---------- Records provided

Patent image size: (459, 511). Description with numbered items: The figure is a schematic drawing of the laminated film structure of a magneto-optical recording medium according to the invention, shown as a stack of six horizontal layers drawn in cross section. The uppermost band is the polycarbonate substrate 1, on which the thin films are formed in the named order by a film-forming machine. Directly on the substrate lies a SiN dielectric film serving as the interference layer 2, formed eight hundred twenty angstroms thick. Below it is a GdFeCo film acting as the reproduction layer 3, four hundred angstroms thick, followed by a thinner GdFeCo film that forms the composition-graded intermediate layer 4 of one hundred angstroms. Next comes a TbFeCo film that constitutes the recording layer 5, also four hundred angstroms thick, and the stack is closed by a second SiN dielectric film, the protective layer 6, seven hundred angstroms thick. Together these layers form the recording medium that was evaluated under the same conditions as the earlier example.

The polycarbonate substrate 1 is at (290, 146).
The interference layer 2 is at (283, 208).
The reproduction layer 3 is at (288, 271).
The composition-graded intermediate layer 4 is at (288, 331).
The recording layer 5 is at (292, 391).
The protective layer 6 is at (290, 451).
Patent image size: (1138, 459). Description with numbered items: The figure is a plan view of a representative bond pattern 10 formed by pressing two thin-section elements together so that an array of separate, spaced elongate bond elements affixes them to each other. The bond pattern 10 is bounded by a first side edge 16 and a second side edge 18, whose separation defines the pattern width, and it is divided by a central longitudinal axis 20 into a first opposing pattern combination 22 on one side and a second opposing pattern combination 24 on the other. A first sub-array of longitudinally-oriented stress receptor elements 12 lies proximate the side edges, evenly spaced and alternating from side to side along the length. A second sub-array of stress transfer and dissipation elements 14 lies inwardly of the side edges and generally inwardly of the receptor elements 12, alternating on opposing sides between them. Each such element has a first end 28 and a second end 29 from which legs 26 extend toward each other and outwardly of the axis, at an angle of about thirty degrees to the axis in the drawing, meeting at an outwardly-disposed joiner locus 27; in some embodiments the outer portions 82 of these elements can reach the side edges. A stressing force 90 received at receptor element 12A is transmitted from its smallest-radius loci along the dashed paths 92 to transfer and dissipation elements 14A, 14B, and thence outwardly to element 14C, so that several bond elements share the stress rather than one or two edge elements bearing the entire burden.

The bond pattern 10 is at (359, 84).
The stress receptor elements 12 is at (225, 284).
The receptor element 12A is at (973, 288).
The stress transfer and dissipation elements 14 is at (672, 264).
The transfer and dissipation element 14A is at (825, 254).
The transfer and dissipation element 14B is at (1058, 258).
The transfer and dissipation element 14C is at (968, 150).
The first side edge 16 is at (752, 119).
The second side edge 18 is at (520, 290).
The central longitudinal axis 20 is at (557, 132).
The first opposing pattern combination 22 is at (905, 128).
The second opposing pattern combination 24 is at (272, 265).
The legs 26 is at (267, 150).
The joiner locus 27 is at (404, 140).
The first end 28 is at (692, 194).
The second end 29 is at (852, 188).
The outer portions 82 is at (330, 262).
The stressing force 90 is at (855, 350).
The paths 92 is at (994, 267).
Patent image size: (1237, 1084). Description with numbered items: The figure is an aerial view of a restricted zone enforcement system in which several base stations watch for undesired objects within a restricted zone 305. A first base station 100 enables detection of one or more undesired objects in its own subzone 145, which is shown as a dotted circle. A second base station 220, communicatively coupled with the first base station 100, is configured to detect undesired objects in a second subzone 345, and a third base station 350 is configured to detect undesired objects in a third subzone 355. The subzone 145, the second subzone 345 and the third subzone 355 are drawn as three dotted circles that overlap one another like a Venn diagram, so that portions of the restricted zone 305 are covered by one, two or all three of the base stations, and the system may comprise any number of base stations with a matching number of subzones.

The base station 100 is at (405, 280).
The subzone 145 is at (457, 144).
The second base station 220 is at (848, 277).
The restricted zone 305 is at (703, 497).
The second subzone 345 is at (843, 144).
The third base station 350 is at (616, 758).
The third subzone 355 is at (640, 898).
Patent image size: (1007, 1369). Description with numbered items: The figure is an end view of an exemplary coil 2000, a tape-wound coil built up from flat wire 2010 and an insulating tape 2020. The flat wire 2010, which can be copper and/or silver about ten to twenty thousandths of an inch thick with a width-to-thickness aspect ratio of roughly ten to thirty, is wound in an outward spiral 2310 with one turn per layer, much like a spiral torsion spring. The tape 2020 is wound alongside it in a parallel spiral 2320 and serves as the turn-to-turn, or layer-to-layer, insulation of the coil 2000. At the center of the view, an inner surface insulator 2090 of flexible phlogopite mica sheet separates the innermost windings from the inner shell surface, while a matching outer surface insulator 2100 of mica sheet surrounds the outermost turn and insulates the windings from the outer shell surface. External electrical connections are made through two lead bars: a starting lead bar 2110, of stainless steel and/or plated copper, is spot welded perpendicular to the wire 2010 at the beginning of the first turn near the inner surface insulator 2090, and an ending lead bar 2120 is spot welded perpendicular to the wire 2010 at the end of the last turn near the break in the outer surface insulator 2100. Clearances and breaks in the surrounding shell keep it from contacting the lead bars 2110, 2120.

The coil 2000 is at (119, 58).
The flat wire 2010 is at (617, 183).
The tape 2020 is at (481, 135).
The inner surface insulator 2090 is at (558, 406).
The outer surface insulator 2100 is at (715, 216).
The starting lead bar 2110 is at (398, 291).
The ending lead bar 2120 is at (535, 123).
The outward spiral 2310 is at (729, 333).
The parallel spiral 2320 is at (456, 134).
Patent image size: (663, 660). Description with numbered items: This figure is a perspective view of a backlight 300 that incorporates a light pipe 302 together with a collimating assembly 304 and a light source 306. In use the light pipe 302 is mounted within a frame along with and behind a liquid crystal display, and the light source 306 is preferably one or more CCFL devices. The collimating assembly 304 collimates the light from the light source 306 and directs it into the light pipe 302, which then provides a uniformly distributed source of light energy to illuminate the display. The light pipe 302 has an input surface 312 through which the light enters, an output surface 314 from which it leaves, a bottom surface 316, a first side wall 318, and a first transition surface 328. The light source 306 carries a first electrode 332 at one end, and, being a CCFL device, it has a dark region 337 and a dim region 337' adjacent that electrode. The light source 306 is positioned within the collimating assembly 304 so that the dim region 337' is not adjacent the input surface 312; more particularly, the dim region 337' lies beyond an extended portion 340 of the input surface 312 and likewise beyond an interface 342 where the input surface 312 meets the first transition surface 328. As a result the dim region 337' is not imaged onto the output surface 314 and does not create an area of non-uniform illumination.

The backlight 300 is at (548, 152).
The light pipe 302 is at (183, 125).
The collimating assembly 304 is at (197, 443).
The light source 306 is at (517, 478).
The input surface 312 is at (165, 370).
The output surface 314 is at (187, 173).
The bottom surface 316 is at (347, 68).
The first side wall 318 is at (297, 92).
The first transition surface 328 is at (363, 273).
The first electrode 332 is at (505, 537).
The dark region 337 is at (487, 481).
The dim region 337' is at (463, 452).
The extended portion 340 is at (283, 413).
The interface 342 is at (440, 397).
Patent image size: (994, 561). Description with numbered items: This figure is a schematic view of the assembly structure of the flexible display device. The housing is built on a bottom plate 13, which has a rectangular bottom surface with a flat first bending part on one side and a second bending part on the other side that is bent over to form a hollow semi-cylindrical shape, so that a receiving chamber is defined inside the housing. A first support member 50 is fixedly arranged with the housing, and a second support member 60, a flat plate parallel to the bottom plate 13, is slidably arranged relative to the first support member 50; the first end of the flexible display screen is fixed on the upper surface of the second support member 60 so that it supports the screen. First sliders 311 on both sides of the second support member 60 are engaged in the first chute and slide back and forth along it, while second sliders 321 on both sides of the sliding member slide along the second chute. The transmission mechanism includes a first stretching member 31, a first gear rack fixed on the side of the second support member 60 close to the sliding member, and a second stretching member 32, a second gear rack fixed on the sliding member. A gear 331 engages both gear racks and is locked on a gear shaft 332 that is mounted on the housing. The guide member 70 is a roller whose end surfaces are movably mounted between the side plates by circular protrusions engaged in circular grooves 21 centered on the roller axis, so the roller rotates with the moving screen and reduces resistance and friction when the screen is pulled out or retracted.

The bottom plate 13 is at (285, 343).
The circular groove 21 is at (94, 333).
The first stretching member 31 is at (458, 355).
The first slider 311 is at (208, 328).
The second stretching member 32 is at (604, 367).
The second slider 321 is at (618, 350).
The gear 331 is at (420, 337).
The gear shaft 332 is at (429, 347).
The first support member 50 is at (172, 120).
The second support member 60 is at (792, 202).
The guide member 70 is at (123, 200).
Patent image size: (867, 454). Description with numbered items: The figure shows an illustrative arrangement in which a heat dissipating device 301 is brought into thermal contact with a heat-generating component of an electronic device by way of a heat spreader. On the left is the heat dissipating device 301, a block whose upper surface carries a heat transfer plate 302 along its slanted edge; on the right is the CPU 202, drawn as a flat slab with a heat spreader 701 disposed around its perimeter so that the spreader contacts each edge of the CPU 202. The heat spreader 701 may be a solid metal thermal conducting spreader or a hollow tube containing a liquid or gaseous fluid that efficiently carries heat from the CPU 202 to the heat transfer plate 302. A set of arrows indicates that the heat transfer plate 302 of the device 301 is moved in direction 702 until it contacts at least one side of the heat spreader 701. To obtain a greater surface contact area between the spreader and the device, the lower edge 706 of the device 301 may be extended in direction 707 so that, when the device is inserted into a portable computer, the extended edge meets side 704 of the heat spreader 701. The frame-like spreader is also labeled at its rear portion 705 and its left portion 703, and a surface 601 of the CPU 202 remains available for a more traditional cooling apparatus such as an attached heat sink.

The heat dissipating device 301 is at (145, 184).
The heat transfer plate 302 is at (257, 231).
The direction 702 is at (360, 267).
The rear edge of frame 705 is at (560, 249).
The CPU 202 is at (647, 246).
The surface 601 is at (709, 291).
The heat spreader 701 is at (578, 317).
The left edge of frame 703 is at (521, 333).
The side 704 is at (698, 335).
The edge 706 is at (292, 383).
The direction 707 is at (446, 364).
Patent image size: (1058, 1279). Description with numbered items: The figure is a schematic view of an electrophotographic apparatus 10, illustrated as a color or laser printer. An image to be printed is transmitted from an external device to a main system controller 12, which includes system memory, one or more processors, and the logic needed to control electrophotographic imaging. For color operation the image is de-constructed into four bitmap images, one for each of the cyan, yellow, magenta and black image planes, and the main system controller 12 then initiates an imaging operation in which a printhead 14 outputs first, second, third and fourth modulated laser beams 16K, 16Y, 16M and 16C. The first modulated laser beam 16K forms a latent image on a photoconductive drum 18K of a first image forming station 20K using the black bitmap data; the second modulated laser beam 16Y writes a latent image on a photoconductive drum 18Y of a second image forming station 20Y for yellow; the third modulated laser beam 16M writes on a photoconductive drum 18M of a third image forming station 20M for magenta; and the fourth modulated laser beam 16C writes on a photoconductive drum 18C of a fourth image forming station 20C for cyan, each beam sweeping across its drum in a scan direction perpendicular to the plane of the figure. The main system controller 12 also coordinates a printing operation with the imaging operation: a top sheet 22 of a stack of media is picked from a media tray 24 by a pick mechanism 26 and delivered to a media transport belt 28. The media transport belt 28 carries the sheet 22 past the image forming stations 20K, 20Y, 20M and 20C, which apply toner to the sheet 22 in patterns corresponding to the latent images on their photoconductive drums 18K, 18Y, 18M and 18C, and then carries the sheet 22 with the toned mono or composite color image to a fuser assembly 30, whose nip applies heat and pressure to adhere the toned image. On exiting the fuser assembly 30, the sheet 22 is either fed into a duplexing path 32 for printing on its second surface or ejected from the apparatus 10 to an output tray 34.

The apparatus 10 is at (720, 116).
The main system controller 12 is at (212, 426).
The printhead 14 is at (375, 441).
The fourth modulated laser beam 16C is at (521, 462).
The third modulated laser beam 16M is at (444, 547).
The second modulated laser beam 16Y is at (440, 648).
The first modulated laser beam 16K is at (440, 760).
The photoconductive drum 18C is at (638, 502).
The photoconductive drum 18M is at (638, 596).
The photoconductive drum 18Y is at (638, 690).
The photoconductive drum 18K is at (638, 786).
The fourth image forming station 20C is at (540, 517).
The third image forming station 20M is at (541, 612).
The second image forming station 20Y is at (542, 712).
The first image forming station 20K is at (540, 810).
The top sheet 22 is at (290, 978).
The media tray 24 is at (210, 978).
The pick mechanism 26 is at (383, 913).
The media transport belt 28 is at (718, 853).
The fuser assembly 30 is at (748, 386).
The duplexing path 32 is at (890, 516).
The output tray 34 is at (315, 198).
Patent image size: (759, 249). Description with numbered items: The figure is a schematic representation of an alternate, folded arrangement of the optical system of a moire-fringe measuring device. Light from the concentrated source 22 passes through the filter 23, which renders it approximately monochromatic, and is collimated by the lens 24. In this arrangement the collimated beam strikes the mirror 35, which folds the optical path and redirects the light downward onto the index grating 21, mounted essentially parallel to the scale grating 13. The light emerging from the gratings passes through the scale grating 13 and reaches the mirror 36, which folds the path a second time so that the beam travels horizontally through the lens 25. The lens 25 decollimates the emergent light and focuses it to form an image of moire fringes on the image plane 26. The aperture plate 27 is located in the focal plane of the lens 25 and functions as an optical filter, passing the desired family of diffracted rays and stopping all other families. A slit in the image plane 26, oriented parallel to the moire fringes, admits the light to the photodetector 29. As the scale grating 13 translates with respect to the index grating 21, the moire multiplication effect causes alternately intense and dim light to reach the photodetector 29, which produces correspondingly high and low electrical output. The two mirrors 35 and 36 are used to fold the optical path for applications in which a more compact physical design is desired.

--------------------

**Stated problem**
Recast the lines of the records as a numbered list, starting at the line containing "Patent image size: (663, 660)." and ending at the line containing "The interface 342 is at (440, 397).", both included. Leave out any blank lines.

**Exercise solution**
1. Patent image size: (663, 660). Description with numbered items: This figure is a perspective view of a backlight 300 that incorporates a light pipe 302 together with a collimating assembly 304 and a light source 306. In use the light pipe 302 is mounted within a frame along with and behind a liquid crystal display, and the light source 306 is preferably one or more CCFL devices. The collimating assembly 304 collimates the light from the light source 306 and directs it into the light pipe 302, which then provides a uniformly distributed source of light energy to illuminate the display. The light pipe 302 has an input surface 312 through which the light enters, an output surface 314 from which it leaves, a bottom surface 316, a first side wall 318, and a first transition surface 328. The light source 306 carries a first electrode 332 at one end, and, being a CCFL device, it has a dark region 337 and a dim region 337' adjacent that electrode. The light source 306 is positioned within the collimating assembly 304 so that the dim region 337' is not adjacent the input surface 312; more particularly, the dim region 337' lies beyond an extended portion 340 of the input surface 312 and likewise beyond an interface 342 where the input surface 312 meets the first transition surface 328. As a result the dim region 337' is not imaged onto the output surface 314 and does not create an area of non-uniform illumination.
2. The backlight 300 is at (548, 152).
3. The light pipe 302 is at (183, 125).
4. The collimating assembly 304 is at (197, 443).
5. The light source 306 is at (517, 478).
6. The input surface 312 is at (165, 370).
7. The output surface 314 is at (187, 173).
8. The bottom surface 316 is at (347, 68).
9. The first side wall 318 is at (297, 92).
10. The first transition surface 328 is at (363, 273).
11. The first electrode 332 is at (505, 537).
12. The dark region 337 is at (487, 481).
13. The dim region 337' is at (463, 452).
14. The extended portion 340 is at (283, 413).
15. The interface 342 is at (440, 397).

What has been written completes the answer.